┏━━

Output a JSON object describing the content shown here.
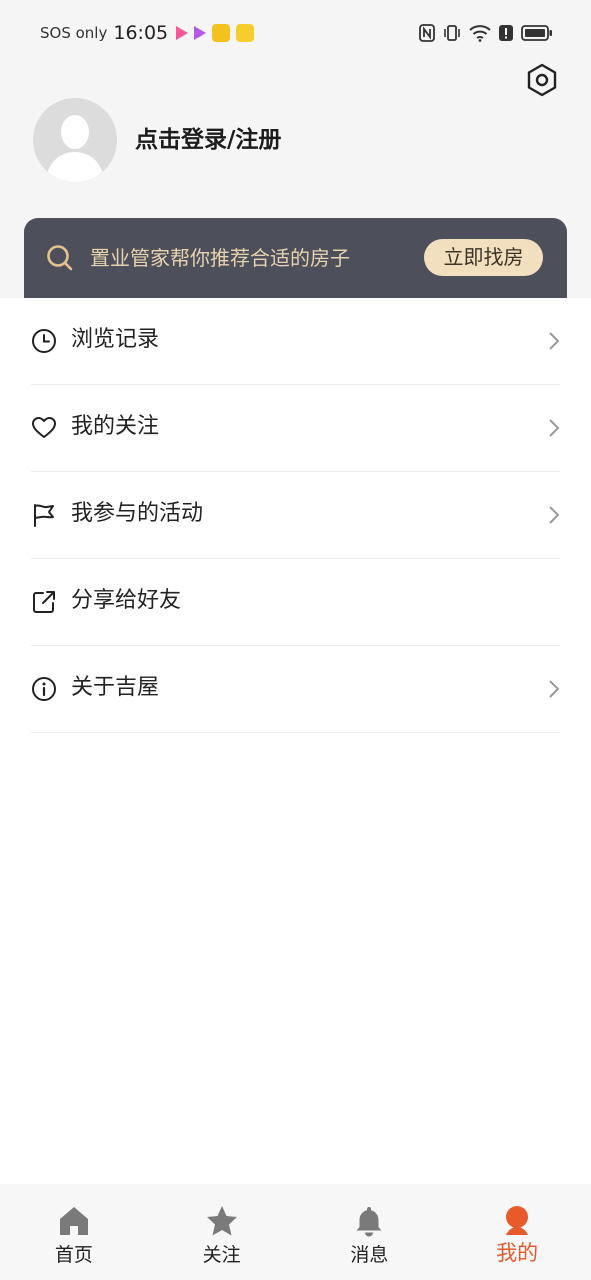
{
  "status_bar": {
    "carrier": "SOS only",
    "time": "16:05"
  },
  "profile": {
    "login_text": "点击登录/注册"
  },
  "banner": {
    "text": "置业管家帮你推荐合适的房子",
    "button": "立即找房"
  },
  "menu": {
    "items": [
      {
        "label": "浏览记录",
        "icon": "clock-icon",
        "chevron": true
      },
      {
        "label": "我的关注",
        "icon": "heart-icon",
        "chevron": true
      },
      {
        "label": "我参与的活动",
        "icon": "flag-icon",
        "chevron": true
      },
      {
        "label": "分享给好友",
        "icon": "share-icon",
        "chevron": false
      },
      {
        "label": "关于吉屋",
        "icon": "info-icon",
        "chevron": true
      }
    ]
  },
  "tabs": [
    {
      "label": "首页",
      "icon": "home-icon",
      "active": false
    },
    {
      "label": "关注",
      "icon": "star-icon",
      "active": false
    },
    {
      "label": "消息",
      "icon": "bell-icon",
      "active": false
    },
    {
      "label": "我的",
      "icon": "person-icon",
      "active": true
    }
  ],
  "colors": {
    "accent": "#e85a2c",
    "banner_bg": "#4d4f5b",
    "banner_text": "#e6d2ae",
    "banner_button_bg": "#f1dfbf"
  }
}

┗━━

• _EXERCISE DESCRIPTION_
Without the pictures, extract every entry verbatim.

• _SOLUTION TO THE EXERCISE_
Output a JSON object describing the content shown here.
{
  "status_bar": {
    "carrier": "SOS only",
    "time": "16:05"
  },
  "profile": {
    "login_text": "点击登录/注册"
  },
  "banner": {
    "text": "置业管家帮你推荐合适的房子",
    "button": "立即找房"
  },
  "menu": {
    "items": [
      {
        "label": "浏览记录",
        "icon": "clock-icon",
        "chevron": true
      },
      {
        "label": "我的关注",
        "icon": "heart-icon",
        "chevron": true
      },
      {
        "label": "我参与的活动",
        "icon": "flag-icon",
        "chevron": true
      },
      {
        "label": "分享给好友",
        "icon": "share-icon",
        "chevron": false
      },
      {
        "label": "关于吉屋",
        "icon": "info-icon",
        "chevron": true
      }
    ]
  },
  "tabs": [
    {
      "label": "首页",
      "icon": "home-icon",
      "active": false
    },
    {
      "label": "关注",
      "icon": "star-icon",
      "active": false
    },
    {
      "label": "消息",
      "icon": "bell-icon",
      "active": false
    },
    {
      "label": "我的",
      "icon": "person-icon",
      "active": true
    }
  ],
  "colors": {
    "accent": "#e85a2c",
    "banner_bg": "#4d4f5b",
    "banner_text": "#e6d2ae",
    "banner_button_bg": "#f1dfbf"
  }
}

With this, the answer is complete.